▸ AIM:
Show all lines that include the string "QCHP"; copy each one.

▸ DATA SUPPLIED:
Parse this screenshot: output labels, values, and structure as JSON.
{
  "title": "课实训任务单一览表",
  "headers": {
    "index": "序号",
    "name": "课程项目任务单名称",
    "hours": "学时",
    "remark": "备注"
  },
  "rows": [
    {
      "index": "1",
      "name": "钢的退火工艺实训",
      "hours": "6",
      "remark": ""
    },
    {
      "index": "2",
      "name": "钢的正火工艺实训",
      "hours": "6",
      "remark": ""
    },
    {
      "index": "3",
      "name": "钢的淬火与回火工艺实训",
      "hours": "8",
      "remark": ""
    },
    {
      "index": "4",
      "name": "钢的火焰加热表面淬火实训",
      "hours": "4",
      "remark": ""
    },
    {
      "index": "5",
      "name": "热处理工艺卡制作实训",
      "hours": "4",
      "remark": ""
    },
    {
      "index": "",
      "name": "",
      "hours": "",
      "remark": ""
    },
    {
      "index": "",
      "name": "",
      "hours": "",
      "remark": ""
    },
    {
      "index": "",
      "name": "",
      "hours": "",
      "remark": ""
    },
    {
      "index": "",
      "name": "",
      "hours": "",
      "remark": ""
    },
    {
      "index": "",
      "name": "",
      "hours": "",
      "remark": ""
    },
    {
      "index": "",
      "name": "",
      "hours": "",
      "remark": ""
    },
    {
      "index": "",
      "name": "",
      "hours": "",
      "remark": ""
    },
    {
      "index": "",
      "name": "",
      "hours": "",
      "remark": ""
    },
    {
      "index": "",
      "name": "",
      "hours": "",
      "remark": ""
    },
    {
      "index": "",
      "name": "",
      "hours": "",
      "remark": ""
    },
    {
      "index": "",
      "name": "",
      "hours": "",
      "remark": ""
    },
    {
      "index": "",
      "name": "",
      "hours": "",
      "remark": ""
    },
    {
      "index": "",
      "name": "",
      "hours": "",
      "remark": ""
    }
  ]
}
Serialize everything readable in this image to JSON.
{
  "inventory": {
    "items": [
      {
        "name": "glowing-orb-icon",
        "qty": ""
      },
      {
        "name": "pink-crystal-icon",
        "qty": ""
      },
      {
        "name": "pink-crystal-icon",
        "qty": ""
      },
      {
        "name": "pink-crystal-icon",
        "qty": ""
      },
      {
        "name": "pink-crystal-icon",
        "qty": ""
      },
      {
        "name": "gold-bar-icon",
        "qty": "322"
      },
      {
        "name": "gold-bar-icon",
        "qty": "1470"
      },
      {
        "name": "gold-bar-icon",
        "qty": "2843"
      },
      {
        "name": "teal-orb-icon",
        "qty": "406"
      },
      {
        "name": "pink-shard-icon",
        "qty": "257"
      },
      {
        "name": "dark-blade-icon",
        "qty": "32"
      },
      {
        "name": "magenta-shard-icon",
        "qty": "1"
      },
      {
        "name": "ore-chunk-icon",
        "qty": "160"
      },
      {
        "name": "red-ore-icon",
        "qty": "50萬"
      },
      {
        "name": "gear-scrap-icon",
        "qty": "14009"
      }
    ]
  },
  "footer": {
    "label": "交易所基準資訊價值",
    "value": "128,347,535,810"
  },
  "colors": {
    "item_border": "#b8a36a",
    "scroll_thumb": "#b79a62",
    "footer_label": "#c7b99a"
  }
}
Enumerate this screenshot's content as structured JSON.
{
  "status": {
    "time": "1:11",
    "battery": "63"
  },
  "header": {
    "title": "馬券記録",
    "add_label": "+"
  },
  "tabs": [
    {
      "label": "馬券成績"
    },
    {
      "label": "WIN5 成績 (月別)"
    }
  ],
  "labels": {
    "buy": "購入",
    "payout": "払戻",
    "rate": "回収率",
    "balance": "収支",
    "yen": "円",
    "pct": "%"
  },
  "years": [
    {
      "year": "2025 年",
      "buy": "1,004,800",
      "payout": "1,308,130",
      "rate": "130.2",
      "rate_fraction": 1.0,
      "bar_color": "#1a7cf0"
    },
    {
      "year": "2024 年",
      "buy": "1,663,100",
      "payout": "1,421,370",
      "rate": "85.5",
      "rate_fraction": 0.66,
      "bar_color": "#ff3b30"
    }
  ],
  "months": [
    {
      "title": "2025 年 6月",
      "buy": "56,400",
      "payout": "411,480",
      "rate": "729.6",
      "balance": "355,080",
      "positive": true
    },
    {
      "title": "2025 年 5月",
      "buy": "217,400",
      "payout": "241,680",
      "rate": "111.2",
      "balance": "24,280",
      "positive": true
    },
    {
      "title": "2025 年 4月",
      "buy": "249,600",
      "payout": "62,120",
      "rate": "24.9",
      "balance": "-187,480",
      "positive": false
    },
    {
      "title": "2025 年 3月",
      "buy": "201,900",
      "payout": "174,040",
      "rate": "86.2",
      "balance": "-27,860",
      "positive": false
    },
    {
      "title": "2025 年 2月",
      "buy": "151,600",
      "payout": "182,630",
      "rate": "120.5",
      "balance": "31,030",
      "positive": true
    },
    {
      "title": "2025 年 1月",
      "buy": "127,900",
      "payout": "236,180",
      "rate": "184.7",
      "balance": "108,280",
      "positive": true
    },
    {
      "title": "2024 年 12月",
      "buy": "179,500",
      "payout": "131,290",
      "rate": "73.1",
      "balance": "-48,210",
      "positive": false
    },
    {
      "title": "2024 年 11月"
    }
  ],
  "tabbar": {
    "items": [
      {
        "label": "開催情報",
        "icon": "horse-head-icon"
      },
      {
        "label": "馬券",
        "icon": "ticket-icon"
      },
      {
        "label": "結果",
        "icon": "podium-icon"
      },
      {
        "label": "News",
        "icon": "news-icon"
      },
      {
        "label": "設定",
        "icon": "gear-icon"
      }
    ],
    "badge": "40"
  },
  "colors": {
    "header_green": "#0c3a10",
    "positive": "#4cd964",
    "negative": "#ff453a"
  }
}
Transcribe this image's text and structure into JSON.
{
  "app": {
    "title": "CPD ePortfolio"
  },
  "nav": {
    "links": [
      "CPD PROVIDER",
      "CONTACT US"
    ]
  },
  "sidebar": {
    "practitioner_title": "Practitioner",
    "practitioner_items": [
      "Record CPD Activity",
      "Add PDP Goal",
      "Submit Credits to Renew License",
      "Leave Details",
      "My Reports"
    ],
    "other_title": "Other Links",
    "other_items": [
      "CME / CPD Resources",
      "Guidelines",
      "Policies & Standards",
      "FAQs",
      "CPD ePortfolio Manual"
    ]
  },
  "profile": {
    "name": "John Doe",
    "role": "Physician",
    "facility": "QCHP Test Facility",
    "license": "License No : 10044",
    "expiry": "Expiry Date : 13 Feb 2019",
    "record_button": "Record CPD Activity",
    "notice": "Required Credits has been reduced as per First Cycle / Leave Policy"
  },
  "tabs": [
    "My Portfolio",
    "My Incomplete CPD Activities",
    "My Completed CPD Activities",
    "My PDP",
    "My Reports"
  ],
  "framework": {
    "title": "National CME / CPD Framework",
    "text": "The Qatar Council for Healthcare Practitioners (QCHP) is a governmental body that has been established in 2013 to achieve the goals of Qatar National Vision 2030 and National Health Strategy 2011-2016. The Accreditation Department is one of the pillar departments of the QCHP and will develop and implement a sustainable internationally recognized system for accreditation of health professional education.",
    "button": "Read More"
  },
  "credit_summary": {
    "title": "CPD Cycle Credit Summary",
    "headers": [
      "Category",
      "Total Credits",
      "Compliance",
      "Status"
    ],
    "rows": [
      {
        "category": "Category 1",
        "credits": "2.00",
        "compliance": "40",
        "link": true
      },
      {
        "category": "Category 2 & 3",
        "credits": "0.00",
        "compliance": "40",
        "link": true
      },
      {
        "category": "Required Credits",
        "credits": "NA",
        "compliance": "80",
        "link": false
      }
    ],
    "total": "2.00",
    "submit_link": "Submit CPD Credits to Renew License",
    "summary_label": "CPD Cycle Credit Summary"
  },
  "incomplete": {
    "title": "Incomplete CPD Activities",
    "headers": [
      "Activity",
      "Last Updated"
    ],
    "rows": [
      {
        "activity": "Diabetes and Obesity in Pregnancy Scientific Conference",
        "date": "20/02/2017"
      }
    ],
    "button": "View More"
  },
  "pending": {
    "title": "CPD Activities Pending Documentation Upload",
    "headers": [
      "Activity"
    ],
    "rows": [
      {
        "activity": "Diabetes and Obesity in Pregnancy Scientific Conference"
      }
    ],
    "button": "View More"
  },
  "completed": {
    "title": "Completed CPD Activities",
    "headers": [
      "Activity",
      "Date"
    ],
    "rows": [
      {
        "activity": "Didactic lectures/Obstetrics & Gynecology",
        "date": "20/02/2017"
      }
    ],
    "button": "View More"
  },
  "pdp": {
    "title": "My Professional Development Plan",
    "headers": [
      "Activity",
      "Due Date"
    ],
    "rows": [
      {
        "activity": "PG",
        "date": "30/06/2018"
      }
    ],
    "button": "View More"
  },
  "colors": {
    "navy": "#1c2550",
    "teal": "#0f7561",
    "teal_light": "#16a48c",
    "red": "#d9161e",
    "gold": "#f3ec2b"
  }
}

▸ ANSWER TO THIS EXERCISE:
    "facility": "QCHP Test Facility",
    "text": "The Qatar Council for Healthcare Practitioners (QCHP) is a governmental body that has been established in 2013 to achieve the goals of Qatar National Vision 2030 and National Health Strategy 2011-2016. The Accreditation Department is one of the pillar departments of the QCHP and will develop and implement a sustainable internationally recognized system for accreditation of health professional education.",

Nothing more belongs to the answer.